» **Data entries**
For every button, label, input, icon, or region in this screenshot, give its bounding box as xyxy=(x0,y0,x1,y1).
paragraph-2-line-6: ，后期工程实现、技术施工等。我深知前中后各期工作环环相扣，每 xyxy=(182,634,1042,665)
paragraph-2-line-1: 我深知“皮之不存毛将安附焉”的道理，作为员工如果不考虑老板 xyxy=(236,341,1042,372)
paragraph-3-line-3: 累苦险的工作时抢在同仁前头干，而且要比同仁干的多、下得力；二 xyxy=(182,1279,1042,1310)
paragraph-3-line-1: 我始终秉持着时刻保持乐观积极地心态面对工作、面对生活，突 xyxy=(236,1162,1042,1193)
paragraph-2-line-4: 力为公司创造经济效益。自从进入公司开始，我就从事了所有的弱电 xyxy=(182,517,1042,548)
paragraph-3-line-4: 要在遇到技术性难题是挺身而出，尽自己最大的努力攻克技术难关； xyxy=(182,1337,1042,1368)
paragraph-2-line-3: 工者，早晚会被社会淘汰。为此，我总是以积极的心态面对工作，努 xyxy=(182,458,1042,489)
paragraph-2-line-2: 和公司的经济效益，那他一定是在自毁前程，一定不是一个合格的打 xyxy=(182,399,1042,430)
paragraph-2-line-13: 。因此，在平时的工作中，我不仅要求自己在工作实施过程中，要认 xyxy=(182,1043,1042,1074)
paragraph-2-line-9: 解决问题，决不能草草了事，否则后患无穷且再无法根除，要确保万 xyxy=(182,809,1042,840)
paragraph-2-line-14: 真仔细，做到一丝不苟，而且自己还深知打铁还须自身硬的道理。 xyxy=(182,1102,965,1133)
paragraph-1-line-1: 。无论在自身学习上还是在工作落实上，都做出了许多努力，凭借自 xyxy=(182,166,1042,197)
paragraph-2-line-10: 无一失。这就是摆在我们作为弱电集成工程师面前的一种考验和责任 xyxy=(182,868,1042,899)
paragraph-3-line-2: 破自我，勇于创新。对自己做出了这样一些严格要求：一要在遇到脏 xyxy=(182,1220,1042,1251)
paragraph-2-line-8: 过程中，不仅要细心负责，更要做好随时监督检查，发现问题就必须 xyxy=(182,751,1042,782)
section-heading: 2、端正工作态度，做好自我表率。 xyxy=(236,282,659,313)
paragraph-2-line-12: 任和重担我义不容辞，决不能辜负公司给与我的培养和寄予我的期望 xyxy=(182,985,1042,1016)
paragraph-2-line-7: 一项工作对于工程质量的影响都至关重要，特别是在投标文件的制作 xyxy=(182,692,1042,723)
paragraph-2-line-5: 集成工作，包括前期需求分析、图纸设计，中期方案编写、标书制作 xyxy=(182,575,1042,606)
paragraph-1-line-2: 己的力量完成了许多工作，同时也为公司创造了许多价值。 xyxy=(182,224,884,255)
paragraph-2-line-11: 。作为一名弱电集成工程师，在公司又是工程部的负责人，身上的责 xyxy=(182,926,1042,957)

» **Work instructions**
Return every line above that contains the string "决不能辜负公司给与我的培养和寄予我的期望".

» **Final result**
paragraph-2-line-12: 任和重担我义不容辞，决不能辜负公司给与我的培养和寄予我的期望 xyxy=(182,985,1042,1016)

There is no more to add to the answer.